* Begin PROVIDED DATA *

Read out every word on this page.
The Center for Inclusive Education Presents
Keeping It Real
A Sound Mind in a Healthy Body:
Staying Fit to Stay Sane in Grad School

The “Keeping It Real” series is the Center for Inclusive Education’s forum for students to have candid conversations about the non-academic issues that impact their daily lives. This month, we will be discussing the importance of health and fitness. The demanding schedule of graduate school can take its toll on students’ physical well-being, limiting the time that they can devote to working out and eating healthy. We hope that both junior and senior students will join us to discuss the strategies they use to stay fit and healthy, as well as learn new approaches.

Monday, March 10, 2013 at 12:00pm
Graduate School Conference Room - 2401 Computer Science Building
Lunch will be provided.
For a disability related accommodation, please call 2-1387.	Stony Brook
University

* End PROVIDED DATA *

● **JOB**:
Using the data above, repeat every line exactly.

● **WRITTEN RESPONSE**:
Read out every word on this page.
The Center for Inclusive Education Presents
Keeping It Real
A Sound Mind in a Healthy Body:
Staying Fit to Stay Sane in Grad School

The “Keeping It Real” series is the Center for Inclusive Education’s forum for students to have candid conversations about the non-academic issues that impact their daily lives. This month, we will be discussing the importance of health and fitness. The demanding schedule of graduate school can take its toll on students’ physical well-being, limiting the time that they can devote to working out and eating healthy. We hope that both junior and senior students will join us to discuss the strategies they use to stay fit and healthy, as well as learn new approaches.

Monday, March 10, 2013 at 12:00pm
Graduate School Conference Room - 2401 Computer Science Building
Lunch will be provided.
For a disability related accommodation, please call 2-1387.	Stony Brook
University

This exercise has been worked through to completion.